--- Start of Recorded information ---

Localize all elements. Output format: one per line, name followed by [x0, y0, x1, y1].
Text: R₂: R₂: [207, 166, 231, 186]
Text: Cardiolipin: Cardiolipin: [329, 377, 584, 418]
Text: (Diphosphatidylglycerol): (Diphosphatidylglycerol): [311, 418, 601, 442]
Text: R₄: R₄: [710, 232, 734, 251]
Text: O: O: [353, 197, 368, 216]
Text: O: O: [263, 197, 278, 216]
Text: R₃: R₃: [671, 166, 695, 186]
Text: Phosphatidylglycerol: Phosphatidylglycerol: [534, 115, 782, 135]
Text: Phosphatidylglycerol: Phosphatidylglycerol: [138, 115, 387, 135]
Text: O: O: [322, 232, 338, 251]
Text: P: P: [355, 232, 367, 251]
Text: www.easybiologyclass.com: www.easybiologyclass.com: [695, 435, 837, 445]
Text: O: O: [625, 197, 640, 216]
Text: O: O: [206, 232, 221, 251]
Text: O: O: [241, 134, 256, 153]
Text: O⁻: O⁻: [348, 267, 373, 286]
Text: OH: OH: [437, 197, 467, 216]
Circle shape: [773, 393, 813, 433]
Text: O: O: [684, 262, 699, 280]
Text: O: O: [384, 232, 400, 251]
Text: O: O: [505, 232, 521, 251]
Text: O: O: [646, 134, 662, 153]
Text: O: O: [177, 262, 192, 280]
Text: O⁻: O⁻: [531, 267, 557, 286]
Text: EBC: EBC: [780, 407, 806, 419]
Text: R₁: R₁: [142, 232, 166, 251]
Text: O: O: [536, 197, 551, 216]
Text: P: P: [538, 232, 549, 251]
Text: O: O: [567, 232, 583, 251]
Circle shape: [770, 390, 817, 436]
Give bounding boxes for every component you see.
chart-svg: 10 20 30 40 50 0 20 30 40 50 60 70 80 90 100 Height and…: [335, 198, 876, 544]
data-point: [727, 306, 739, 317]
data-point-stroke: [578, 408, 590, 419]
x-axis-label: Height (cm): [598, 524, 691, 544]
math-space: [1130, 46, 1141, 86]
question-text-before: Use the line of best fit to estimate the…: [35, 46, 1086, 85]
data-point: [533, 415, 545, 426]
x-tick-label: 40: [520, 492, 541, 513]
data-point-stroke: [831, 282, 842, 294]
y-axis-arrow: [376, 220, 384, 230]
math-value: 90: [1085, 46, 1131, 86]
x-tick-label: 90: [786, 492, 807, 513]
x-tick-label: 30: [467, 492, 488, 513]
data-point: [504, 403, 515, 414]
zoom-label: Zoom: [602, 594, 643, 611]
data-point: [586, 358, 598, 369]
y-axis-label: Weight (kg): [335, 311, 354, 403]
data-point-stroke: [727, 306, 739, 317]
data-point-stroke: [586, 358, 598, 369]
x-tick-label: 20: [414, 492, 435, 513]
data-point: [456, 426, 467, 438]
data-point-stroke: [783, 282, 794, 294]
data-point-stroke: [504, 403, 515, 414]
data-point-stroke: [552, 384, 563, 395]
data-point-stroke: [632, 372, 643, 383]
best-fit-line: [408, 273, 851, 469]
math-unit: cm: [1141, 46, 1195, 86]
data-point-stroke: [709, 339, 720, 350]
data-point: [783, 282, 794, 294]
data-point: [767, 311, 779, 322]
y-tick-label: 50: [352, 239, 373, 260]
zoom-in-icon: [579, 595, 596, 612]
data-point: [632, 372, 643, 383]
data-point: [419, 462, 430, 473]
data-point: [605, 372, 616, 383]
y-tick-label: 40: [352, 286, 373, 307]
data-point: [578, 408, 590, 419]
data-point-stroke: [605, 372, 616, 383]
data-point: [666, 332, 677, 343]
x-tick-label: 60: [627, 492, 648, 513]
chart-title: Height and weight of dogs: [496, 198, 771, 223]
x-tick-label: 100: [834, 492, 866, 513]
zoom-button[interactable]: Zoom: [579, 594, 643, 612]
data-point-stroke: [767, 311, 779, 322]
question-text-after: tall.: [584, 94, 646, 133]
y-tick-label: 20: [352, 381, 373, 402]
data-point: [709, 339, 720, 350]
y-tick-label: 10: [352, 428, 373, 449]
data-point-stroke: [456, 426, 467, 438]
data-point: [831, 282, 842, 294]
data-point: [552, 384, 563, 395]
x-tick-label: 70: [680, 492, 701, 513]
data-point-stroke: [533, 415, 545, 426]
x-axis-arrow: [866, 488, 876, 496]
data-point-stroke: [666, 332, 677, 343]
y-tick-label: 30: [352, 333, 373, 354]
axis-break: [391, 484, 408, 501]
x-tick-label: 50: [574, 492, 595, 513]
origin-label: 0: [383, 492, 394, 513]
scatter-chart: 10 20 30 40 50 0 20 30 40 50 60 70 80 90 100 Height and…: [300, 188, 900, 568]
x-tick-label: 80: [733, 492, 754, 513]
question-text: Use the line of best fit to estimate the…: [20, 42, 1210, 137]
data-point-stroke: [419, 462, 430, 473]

--- End of Recorded information ---
--- Start of Recorded information ---

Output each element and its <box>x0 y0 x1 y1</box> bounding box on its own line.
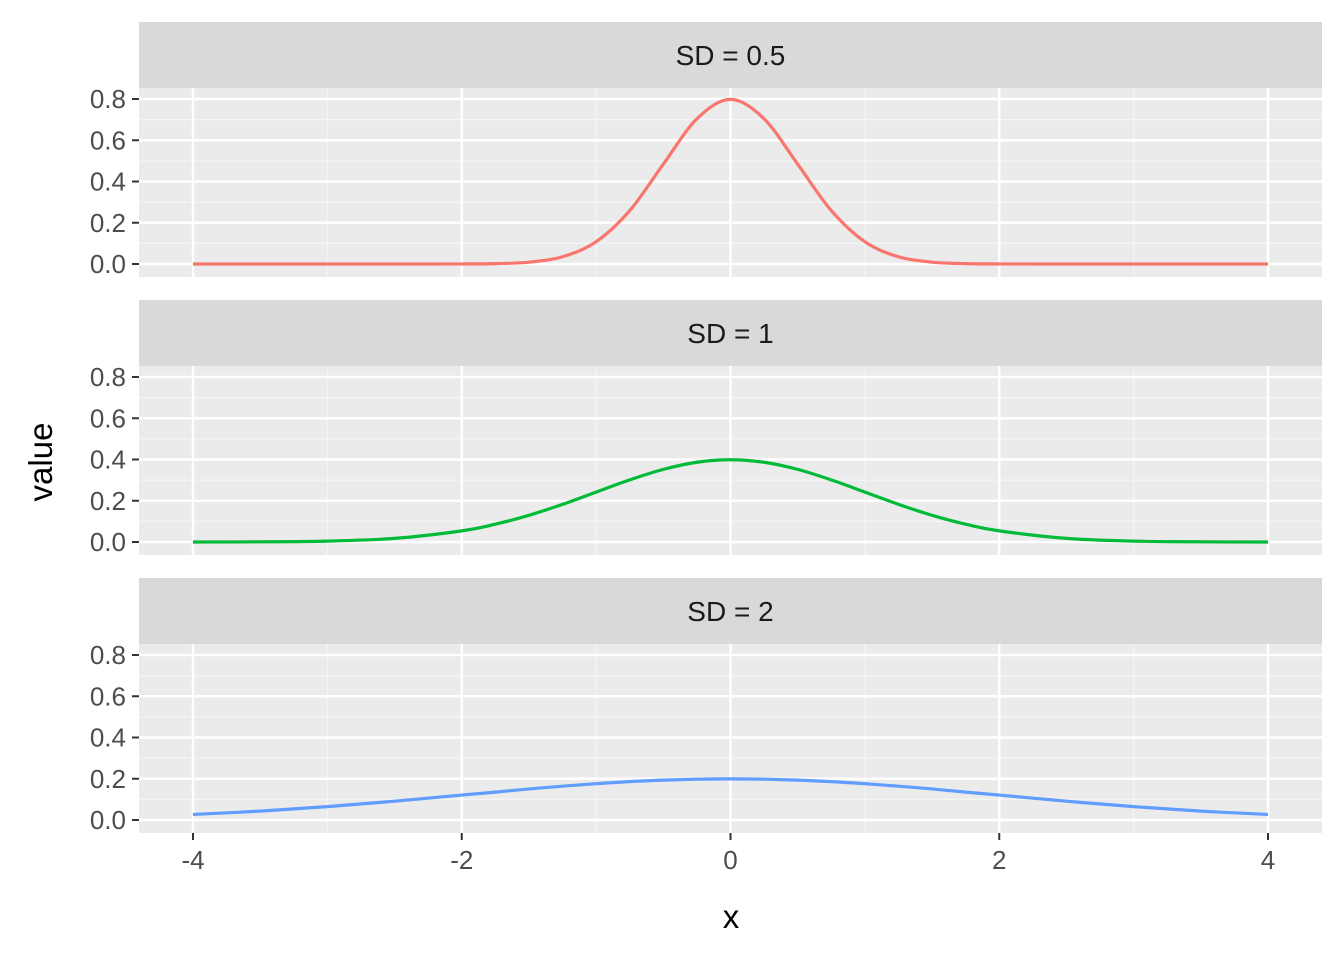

--- End of Recorded information ---

(Problem): Can you write out again the part that opens with the line containing "Localize all elements." and closes with the line containing "Text: R₃: R₃: [671, 166, 695, 186]", keeping the request, with every box coordinate in the items multiplied by 0.7 and rounded to a whole number, halves going up?

(The output):
Localize all elements. Output format: one per line, name followed by [x0, y0, x1, y1].
Text: R₂: R₂: [145, 116, 162, 130]
Text: Cardiolipin: Cardiolipin: [230, 264, 409, 293]
Text: (Diphosphatidylglycerol): (Diphosphatidylglycerol): [218, 293, 421, 309]
Text: R₄: R₄: [497, 162, 514, 176]
Text: O: O: [247, 138, 258, 151]
Text: O: O: [184, 138, 195, 151]
Text: R₃: R₃: [470, 116, 487, 130]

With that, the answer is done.